Record set >>
* start *

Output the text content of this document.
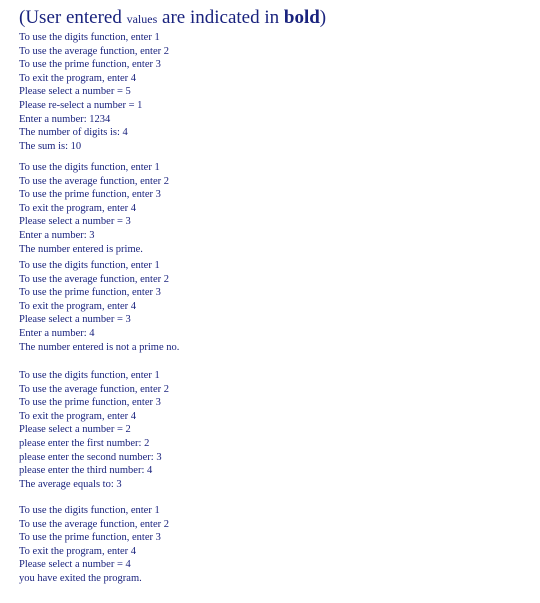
(User entered values are indicated in bold)
To use the digits function, enter 1
To use the average function, enter 2
To use the prime function, enter 3
To exit the program, enter 4
Please select a number = 5
Please re-select a number = 1
Enter a number: 1234
The number of digits is: 4
The sum is: 10
To use the digits function, enter 1
To use the average function, enter 2
To use the prime function, enter 3
To exit the program, enter 4
Please select a number = 3
Enter a number: 3
The number entered is prime.
To use the digits function, enter 1
To use the average function, enter 2
To use the prime function, enter 3
To exit the program, enter 4
Please select a number = 3
Enter a number: 4
The number entered is not a prime no.
To use the digits function, enter 1
To use the average function, enter 2
To use the prime function, enter 3
To exit the program, enter 4
Please select a number = 2
please enter the first number: 2
please enter the second number: 3
please enter the third number: 4
The average equals to: 3
To use the digits function, enter 1
To use the average function, enter 2
To use the prime function, enter 3
To exit the program, enter 4
Please select a number = 4
you have exited the program.
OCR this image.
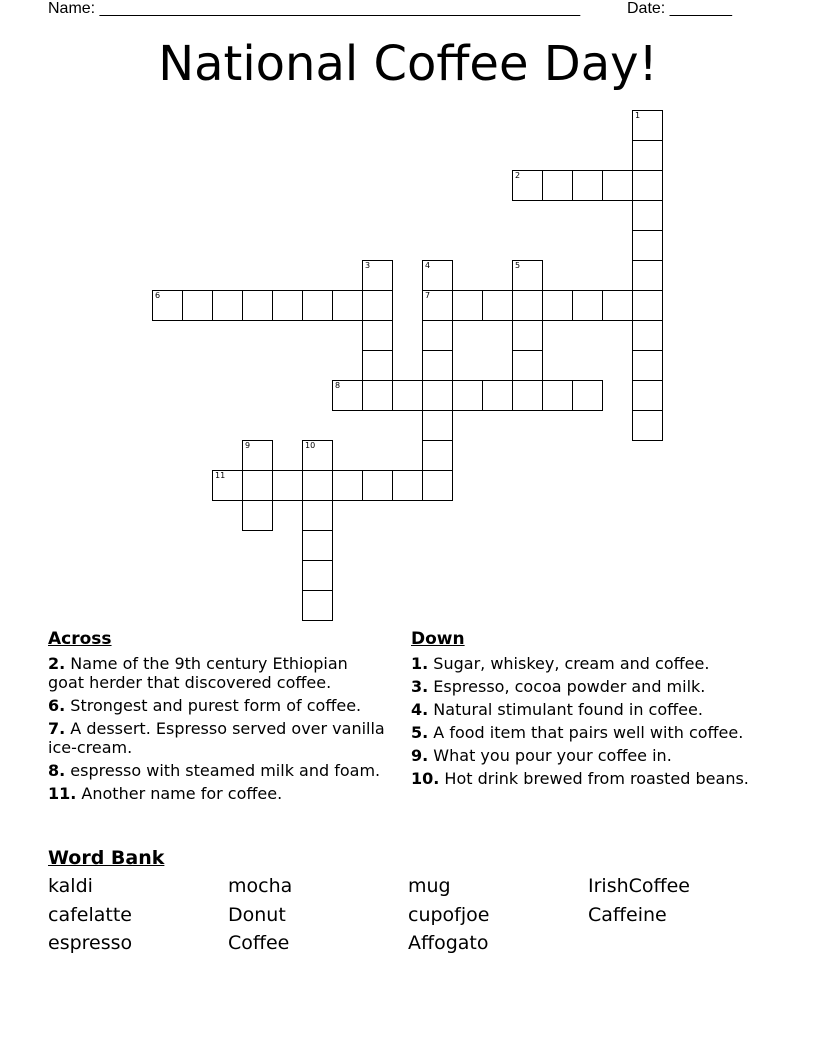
Name: ______________________________________________________	Date: _______
National Coffee Day!
1
2
3	4
7
5
6
8
9	10
11
Across
2. Name of the 9th century Ethiopian goat herder that discovered coffee.
6. Strongest and purest form of coffee.
7. A dessert. Espresso served over vanilla ice-cream.
8. espresso with steamed milk and foam.
11. Another name for coffee.
Down
1. Sugar, whiskey, cream and coffee.
3. Espresso, cocoa powder and milk.
4. Natural stimulant found in coffee.
5. A food item that pairs well with coffee.
9. What you pour your coffee in.
10. Hot drink brewed from roasted beans.
Word Bank
kaldi	mocha	mug	IrishCoffee
cafelatte	Donut	cupofjoe	Caffeine
espresso	Coffee	Affogato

* end *

Write out each entry exactly as given, but skip the pictures.

Output the text content of this document.
(User entered values are indicated in bold)
To use the digits function, enter 1
To use the average function, enter 2
To use the prime function, enter 3
To exit the program, enter 4
Please select a number = 5
Please re-select a number = 1
Enter a number: 1234
The number of digits is: 4
The sum is: 10
To use the digits function, enter 1
To use the average function, enter 2
To use the prime function, enter 3
To exit the program, enter 4
Please select a number = 3
Enter a number: 3
The number entered is prime.
To use the digits function, enter 1
To use the average function, enter 2
To use the prime function, enter 3
To exit the program, enter 4
Please select a number = 3
Enter a number: 4
The number entered is not a prime no.
To use the digits function, enter 1
To use the average function, enter 2
To use the prime function, enter 3
To exit the program, enter 4
Please select a number = 2
please enter the first number: 2
please enter the second number: 3
please enter the third number: 4
The average equals to: 3
To use the digits function, enter 1
To use the average function, enter 2
To use the prime function, enter 3
To exit the program, enter 4
Please select a number = 4
you have exited the program.
OCR this image.
Name: ______________________________________________________	Date: _______
National Coffee Day!
1
2
3	4
7
5
6
8
9	10
11
Across
2. Name of the 9th century Ethiopian goat herder that discovered coffee.
6. Strongest and purest form of coffee.
7. A dessert. Espresso served over vanilla ice-cream.
8. espresso with steamed milk and foam.
11. Another name for coffee.
Down
1. Sugar, whiskey, cream and coffee.
3. Espresso, cocoa powder and milk.
4. Natural stimulant found in coffee.
5. A food item that pairs well with coffee.
9. What you pour your coffee in.
10. Hot drink brewed from roasted beans.
Word Bank
kaldi	mocha	mug	IrishCoffee
cafelatte	Donut	cupofjoe	Caffeine
espresso	Coffee	Affogato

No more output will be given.